→ Data rows

** START **

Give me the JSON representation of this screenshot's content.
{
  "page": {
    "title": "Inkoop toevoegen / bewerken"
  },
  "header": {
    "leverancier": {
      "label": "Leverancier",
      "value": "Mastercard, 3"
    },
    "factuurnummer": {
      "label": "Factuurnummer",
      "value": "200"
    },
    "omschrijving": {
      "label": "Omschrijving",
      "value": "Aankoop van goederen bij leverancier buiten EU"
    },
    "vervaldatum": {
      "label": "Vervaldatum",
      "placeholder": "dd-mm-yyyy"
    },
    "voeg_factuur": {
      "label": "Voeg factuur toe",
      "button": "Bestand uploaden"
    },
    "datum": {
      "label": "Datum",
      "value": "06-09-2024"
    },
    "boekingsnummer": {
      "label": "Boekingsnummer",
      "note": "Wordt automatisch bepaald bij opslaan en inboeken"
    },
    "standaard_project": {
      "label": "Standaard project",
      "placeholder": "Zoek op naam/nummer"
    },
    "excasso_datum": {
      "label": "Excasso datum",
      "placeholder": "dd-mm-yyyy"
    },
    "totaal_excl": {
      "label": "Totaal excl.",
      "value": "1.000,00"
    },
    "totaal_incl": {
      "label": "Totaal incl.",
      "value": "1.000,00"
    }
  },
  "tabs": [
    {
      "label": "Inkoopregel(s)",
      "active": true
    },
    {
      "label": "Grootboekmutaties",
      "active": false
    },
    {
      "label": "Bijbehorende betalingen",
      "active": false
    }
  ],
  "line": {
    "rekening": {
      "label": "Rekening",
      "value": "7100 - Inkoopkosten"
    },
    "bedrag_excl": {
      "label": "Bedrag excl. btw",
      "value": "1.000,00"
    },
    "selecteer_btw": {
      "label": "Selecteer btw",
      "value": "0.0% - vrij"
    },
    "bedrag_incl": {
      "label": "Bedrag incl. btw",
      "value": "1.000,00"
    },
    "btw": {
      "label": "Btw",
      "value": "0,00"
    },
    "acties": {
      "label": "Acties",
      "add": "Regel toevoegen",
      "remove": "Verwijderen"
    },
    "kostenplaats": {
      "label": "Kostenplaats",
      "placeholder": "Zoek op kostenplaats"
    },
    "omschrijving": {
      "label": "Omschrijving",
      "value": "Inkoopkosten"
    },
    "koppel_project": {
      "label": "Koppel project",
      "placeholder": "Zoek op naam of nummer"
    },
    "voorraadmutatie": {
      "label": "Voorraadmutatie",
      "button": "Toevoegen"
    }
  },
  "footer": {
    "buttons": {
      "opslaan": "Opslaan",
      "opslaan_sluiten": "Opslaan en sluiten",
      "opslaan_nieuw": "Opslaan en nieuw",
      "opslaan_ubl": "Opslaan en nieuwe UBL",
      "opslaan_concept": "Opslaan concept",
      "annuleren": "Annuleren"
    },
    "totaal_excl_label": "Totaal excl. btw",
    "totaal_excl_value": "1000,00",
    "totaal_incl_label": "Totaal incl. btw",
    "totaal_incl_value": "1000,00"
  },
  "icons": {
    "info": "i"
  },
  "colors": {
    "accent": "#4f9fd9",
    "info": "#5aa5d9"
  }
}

** END **

→ Written problem
Go through the records and print each one exactly.

→ Result of this exercise
Give me the JSON representation of this screenshot's content.
{
  "page": {
    "title": "Inkoop toevoegen / bewerken"
  },
  "header": {
    "leverancier": {
      "label": "Leverancier",
      "value": "Mastercard, 3"
    },
    "factuurnummer": {
      "label": "Factuurnummer",
      "value": "200"
    },
    "omschrijving": {
      "label": "Omschrijving",
      "value": "Aankoop van goederen bij leverancier buiten EU"
    },
    "vervaldatum": {
      "label": "Vervaldatum",
      "placeholder": "dd-mm-yyyy"
    },
    "voeg_factuur": {
      "label": "Voeg factuur toe",
      "button": "Bestand uploaden"
    },
    "datum": {
      "label": "Datum",
      "value": "06-09-2024"
    },
    "boekingsnummer": {
      "label": "Boekingsnummer",
      "note": "Wordt automatisch bepaald bij opslaan en inboeken"
    },
    "standaard_project": {
      "label": "Standaard project",
      "placeholder": "Zoek op naam/nummer"
    },
    "excasso_datum": {
      "label": "Excasso datum",
      "placeholder": "dd-mm-yyyy"
    },
    "totaal_excl": {
      "label": "Totaal excl.",
      "value": "1.000,00"
    },
    "totaal_incl": {
      "label": "Totaal incl.",
      "value": "1.000,00"
    }
  },
  "tabs": [
    {
      "label": "Inkoopregel(s)",
      "active": true
    },
    {
      "label": "Grootboekmutaties",
      "active": false
    },
    {
      "label": "Bijbehorende betalingen",
      "active": false
    }
  ],
  "line": {
    "rekening": {
      "label": "Rekening",
      "value": "7100 - Inkoopkosten"
    },
    "bedrag_excl": {
      "label": "Bedrag excl. btw",
      "value": "1.000,00"
    },
    "selecteer_btw": {
      "label": "Selecteer btw",
      "value": "0.0% - vrij"
    },
    "bedrag_incl": {
      "label": "Bedrag incl. btw",
      "value": "1.000,00"
    },
    "btw": {
      "label": "Btw",
      "value": "0,00"
    },
    "acties": {
      "label": "Acties",
      "add": "Regel toevoegen",
      "remove": "Verwijderen"
    },
    "kostenplaats": {
      "label": "Kostenplaats",
      "placeholder": "Zoek op kostenplaats"
    },
    "omschrijving": {
      "label": "Omschrijving",
      "value": "Inkoopkosten"
    },
    "koppel_project": {
      "label": "Koppel project",
      "placeholder": "Zoek op naam of nummer"
    },
    "voorraadmutatie": {
      "label": "Voorraadmutatie",
      "button": "Toevoegen"
    }
  },
  "footer": {
    "buttons": {
      "opslaan": "Opslaan",
      "opslaan_sluiten": "Opslaan en sluiten",
      "opslaan_nieuw": "Opslaan en nieuw",
      "opslaan_ubl": "Opslaan en nieuwe UBL",
      "opslaan_concept": "Opslaan concept",
      "annuleren": "Annuleren"
    },
    "totaal_excl_label": "Totaal excl. btw",
    "totaal_excl_value": "1000,00",
    "totaal_incl_label": "Totaal incl. btw",
    "totaal_incl_value": "1000,00"
  },
  "icons": {
    "info": "i"
  },
  "colors": {
    "accent": "#4f9fd9",
    "info": "#5aa5d9"
  }
}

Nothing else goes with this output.